◆ PROVIDED DATA
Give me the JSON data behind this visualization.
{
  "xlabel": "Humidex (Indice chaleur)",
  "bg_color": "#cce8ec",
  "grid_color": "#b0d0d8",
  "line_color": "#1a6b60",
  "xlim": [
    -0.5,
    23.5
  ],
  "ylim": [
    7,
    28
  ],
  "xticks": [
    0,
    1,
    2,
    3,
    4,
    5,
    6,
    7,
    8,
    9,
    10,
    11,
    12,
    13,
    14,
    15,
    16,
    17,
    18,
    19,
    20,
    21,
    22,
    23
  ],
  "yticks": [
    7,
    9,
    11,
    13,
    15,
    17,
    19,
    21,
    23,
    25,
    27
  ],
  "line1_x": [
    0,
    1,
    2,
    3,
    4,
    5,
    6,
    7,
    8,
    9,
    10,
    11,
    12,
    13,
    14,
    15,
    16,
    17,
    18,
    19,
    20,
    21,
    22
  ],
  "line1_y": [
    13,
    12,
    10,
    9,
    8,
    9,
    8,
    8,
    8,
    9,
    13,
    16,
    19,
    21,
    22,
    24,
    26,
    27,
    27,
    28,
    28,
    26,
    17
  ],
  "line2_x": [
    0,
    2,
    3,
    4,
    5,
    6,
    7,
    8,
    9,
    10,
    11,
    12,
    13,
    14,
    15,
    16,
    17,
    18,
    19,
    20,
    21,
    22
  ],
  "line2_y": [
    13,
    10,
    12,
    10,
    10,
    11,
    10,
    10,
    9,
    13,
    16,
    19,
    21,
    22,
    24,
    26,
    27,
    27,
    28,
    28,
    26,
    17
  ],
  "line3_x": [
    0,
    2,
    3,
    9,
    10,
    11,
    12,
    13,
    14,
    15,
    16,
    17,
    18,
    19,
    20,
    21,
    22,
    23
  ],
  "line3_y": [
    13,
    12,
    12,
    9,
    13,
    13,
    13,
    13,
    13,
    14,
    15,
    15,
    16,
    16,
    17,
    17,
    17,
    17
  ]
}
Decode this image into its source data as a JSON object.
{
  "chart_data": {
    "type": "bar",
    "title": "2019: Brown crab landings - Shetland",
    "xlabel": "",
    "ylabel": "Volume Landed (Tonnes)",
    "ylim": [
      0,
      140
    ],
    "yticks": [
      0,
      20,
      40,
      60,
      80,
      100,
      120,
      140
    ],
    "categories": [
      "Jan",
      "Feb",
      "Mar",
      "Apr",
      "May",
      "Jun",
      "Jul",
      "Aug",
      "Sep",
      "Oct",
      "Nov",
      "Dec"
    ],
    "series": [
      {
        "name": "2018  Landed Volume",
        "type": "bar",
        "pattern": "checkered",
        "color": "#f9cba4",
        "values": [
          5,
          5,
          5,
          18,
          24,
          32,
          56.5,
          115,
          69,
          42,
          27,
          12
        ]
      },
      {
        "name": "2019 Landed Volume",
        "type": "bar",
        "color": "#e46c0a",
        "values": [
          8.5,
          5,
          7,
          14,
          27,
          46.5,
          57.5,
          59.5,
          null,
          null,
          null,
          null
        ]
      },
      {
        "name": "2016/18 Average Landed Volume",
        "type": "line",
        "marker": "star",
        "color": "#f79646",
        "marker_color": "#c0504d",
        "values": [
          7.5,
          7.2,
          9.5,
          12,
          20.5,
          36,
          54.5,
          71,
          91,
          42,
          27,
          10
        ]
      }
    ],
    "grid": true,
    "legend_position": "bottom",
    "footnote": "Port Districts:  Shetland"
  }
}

◆ TO BE DONE
Using the listing above, state the number of lines that hold "this", with no other text.

◆ THE ANSWER
2